◆ **Task prompt**: Repeat the entries below exactly as they appear, with no pictures.
======== Items ========
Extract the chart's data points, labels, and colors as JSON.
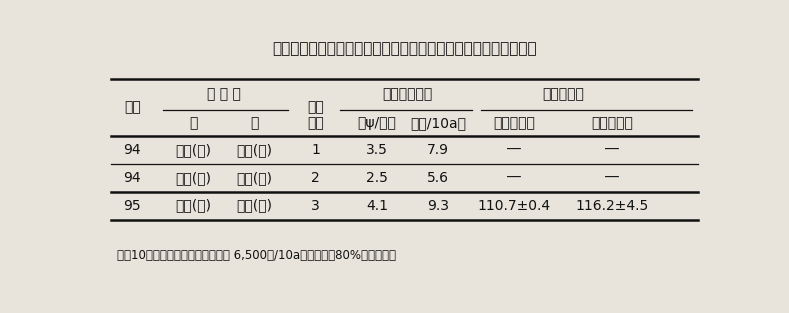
{
  "title": "表１．開発したキャベツ収穫機による作業能率と作業者の心拍数",
  "footnote": "＊）10アール当たりの作業時間は 6,500個/10a、作業効率80%として算出",
  "rows": [
    [
      "94",
      "農家(女)",
      "農家(男)",
      "1",
      "3.5",
      "7.9",
      "―",
      "―"
    ],
    [
      "94",
      "農家(女)",
      "農家(男)",
      "2",
      "2.5",
      "5.6",
      "―",
      "―"
    ],
    [
      "95",
      "農家(男)",
      "専技(男)",
      "3",
      "4.1",
      "9.3",
      "110.7±0.4",
      "116.2±4.5"
    ]
  ],
  "bg_color": "#e8e4dc",
  "text_color": "#111111",
  "title_fontsize": 11,
  "header_fontsize": 10,
  "data_fontsize": 10,
  "footnote_fontsize": 8.5
}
========
◆ **Task response**:
Extract the chart's data points, labels, and colors as JSON.
{
  "title": "表１．開発したキャベツ収穫機による作業能率と作業者の心拍数",
  "footnote": "＊）10アール当たりの作業時間は 6,500個/10a、作業効率80%として算出",
  "rows": [
    [
      "94",
      "農家(女)",
      "農家(男)",
      "1",
      "3.5",
      "7.9",
      "―",
      "―"
    ],
    [
      "94",
      "農家(女)",
      "農家(男)",
      "2",
      "2.5",
      "5.6",
      "―",
      "―"
    ],
    [
      "95",
      "農家(男)",
      "専技(男)",
      "3",
      "4.1",
      "9.3",
      "110.7±0.4",
      "116.2±4.5"
    ]
  ],
  "bg_color": "#e8e4dc",
  "text_color": "#111111",
  "title_fontsize": 11,
  "header_fontsize": 10,
  "data_fontsize": 10,
  "footnote_fontsize": 8.5
}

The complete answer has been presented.